Collected data entries
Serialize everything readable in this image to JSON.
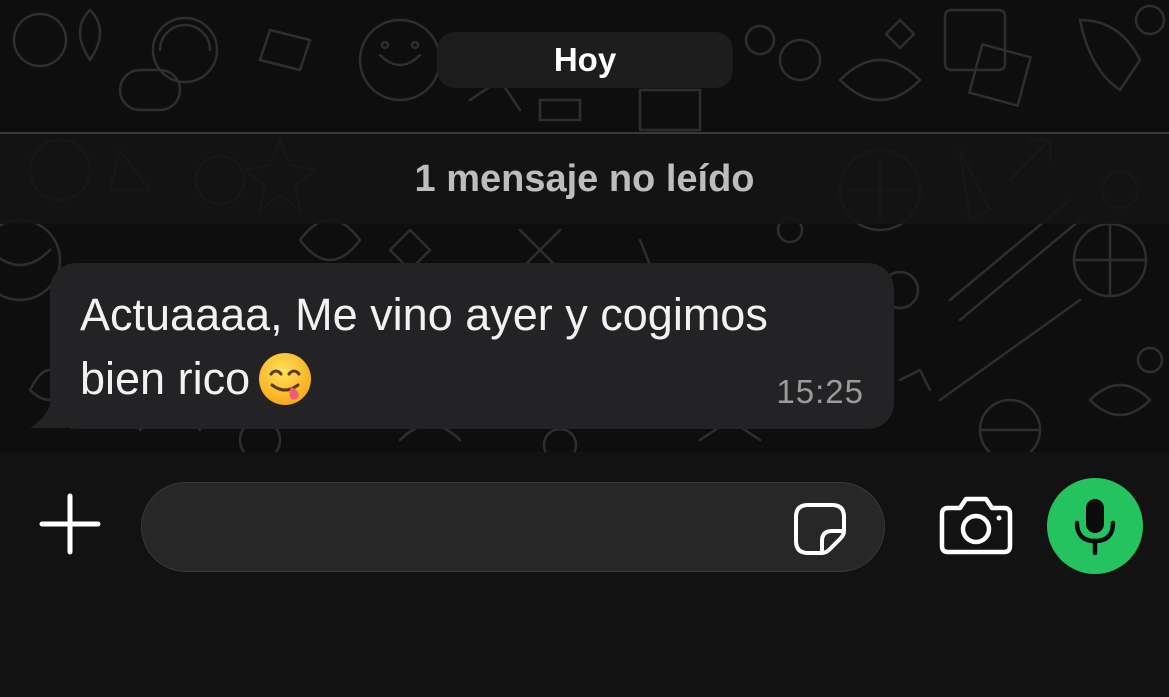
{
  "chat": {
    "date_label": "Hoy",
    "unread_label": "1 mensaje no leído",
    "message": {
      "text": "Actuaaaa, Me vino ayer y cogimos\nbien rico",
      "emoji": "face-savoring-food",
      "time": "15:25",
      "bubble_color": "#232325"
    }
  },
  "composer": {
    "input_value": "",
    "input_placeholder": "",
    "icons": [
      "plus-icon",
      "sticker-icon",
      "camera-icon",
      "microphone-icon"
    ],
    "mic_button_color": "#25c35f"
  }
}
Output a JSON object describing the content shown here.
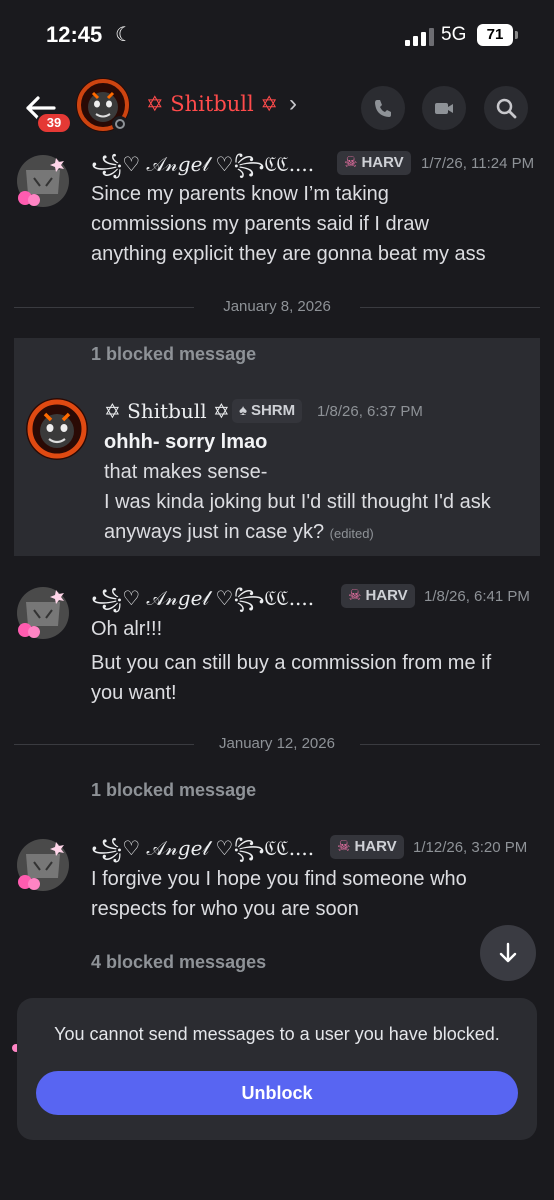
{
  "status_bar": {
    "time": "12:45",
    "network": "5G",
    "battery": "71"
  },
  "header": {
    "unread_count": "39",
    "channel_name": "✡ Shitbull ✡",
    "chevron": "›"
  },
  "colors": {
    "accent": "#5865f2",
    "name_red": "#ff4b4b",
    "badge_red": "#e53935",
    "background": "#1a1a1e",
    "panel": "#2b2c31"
  },
  "messages": [
    {
      "author": "꧁♡ 𝒜𝓃𝑔𝑒𝓁 ♡꧂ℭℭ....",
      "tag": "HARV",
      "timestamp": "1/7/26, 11:24 PM",
      "lines": [
        "Since my parents know I’m taking",
        "commissions my parents said if I draw",
        "anything explicit they are gonna beat my ass"
      ]
    },
    {
      "author": "✡ Shitbull ✡",
      "tag": "SHRM",
      "timestamp": "1/8/26, 6:37 PM",
      "bold_line": "ohhh- sorry lmao",
      "lines": [
        "that makes sense-",
        "I was kinda joking but I'd still thought I'd ask",
        "anyways just in case yk?"
      ],
      "edited": "(edited)"
    },
    {
      "author": "꧁♡ 𝒜𝓃𝑔𝑒𝓁 ♡꧂ℭℭ....",
      "tag": "HARV",
      "timestamp": "1/8/26, 6:41 PM",
      "line1": "Oh alr!!!",
      "lines": [
        "But you can still buy a commission from me if",
        "you want!"
      ]
    },
    {
      "author": "꧁♡ 𝒜𝓃𝑔𝑒𝓁 ♡꧂ℭℭ....",
      "tag": "HARV",
      "timestamp": "1/12/26, 3:20 PM",
      "lines": [
        "I forgive you I hope you find someone who",
        "respects for who you are soon"
      ]
    }
  ],
  "separators": [
    "January 8, 2026",
    "January 12, 2026"
  ],
  "blocked": {
    "one": "1 blocked message",
    "four": "4 blocked messages"
  },
  "footer": {
    "notice": "You cannot send messages to a user you have blocked.",
    "unblock_label": "Unblock"
  }
}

Exercise brief
From the listing above, copy every line that includes the word "parents".

Answer to this problem
        "Since my parents know I’m taking",
        "commissions my parents said if I draw",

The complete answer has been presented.